## Stored data
<<<<

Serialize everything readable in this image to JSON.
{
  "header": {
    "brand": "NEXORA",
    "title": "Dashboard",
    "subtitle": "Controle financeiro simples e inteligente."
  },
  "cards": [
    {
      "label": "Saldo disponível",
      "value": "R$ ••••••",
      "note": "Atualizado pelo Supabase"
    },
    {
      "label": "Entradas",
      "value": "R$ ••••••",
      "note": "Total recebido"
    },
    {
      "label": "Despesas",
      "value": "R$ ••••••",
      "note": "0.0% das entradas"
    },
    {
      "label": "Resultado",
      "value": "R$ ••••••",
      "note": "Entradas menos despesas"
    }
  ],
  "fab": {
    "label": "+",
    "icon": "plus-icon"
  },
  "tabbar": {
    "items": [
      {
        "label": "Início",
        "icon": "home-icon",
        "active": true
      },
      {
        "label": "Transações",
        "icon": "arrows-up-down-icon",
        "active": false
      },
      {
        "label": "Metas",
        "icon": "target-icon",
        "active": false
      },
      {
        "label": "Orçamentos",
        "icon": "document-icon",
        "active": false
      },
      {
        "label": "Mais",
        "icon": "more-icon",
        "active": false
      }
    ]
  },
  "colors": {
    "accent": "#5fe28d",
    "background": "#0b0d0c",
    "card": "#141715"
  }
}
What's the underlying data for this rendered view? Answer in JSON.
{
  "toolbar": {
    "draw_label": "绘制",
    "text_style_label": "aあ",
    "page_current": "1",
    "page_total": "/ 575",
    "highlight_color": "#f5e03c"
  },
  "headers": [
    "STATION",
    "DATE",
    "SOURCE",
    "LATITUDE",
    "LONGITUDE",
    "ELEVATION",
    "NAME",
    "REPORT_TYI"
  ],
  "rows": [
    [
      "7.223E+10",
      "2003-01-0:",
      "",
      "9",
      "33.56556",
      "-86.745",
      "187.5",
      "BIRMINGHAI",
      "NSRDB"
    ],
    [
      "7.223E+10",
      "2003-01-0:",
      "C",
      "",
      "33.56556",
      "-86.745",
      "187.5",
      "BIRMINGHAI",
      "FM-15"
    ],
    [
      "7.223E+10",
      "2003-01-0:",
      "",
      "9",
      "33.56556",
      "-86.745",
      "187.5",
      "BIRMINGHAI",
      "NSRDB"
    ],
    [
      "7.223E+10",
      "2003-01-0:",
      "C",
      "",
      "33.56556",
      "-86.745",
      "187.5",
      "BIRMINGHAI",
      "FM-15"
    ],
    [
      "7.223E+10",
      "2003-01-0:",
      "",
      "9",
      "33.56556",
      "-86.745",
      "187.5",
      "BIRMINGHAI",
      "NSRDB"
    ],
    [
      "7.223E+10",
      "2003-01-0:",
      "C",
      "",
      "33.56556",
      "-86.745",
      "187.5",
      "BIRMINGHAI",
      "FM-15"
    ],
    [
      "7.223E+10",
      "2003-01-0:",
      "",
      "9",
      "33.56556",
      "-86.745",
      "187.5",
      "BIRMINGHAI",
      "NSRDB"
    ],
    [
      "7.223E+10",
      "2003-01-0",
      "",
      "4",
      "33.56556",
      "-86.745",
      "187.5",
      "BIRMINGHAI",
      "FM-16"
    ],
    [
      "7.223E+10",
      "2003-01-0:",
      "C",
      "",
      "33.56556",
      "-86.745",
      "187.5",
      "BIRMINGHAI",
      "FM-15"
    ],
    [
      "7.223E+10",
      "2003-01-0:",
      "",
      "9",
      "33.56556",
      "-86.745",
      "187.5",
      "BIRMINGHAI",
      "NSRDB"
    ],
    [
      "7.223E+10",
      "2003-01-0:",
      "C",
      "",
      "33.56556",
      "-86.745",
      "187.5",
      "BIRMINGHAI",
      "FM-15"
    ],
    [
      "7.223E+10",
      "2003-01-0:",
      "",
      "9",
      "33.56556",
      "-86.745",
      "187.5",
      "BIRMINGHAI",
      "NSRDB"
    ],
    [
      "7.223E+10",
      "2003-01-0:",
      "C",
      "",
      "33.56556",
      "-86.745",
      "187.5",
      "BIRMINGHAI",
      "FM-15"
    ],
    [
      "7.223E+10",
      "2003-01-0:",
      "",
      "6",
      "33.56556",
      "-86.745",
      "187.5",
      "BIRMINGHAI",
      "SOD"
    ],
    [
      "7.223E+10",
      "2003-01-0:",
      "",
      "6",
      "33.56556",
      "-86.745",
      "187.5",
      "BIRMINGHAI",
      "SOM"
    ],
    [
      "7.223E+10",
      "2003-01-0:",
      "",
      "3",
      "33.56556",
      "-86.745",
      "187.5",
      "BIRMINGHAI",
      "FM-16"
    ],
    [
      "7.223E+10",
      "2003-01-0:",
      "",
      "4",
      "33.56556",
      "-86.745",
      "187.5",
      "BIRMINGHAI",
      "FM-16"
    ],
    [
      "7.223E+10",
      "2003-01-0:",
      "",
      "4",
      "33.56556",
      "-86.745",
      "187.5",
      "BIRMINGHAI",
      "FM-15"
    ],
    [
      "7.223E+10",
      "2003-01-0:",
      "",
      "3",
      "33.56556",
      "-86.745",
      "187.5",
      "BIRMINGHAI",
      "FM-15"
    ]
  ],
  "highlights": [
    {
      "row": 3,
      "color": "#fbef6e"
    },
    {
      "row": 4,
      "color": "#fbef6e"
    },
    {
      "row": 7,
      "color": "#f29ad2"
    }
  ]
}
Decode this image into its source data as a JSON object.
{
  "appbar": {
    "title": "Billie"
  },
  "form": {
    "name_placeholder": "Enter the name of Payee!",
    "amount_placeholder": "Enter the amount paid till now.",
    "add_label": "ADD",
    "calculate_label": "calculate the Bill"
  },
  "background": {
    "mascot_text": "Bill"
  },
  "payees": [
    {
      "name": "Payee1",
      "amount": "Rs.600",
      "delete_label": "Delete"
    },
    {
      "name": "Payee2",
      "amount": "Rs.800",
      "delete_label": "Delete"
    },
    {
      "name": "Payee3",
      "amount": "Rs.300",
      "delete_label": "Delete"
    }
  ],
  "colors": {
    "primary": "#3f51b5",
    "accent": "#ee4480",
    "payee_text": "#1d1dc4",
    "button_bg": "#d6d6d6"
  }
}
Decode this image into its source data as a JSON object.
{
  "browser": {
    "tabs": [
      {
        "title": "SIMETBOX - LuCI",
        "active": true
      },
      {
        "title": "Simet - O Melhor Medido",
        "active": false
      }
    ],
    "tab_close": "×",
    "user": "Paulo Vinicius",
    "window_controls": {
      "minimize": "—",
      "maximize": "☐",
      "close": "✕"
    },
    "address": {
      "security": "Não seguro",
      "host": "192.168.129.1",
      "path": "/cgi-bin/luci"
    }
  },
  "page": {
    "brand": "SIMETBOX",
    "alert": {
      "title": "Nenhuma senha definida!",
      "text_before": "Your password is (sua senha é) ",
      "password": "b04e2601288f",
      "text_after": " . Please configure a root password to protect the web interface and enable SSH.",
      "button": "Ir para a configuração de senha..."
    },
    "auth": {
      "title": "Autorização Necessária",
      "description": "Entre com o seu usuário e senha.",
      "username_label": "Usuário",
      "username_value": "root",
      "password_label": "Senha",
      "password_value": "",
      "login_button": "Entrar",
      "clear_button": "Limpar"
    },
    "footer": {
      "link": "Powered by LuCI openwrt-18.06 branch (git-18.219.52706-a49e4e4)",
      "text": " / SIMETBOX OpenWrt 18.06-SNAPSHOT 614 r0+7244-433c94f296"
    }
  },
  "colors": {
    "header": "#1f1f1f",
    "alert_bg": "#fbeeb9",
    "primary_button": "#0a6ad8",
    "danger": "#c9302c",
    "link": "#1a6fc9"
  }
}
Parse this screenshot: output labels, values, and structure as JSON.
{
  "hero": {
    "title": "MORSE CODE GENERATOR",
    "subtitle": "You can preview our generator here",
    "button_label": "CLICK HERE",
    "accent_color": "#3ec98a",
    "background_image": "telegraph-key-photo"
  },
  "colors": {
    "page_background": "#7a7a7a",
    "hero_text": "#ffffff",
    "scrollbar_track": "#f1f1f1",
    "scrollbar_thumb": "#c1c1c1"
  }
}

>>>>

Within the entries above, how many lines contain "JSON"? Respond with the number only.

5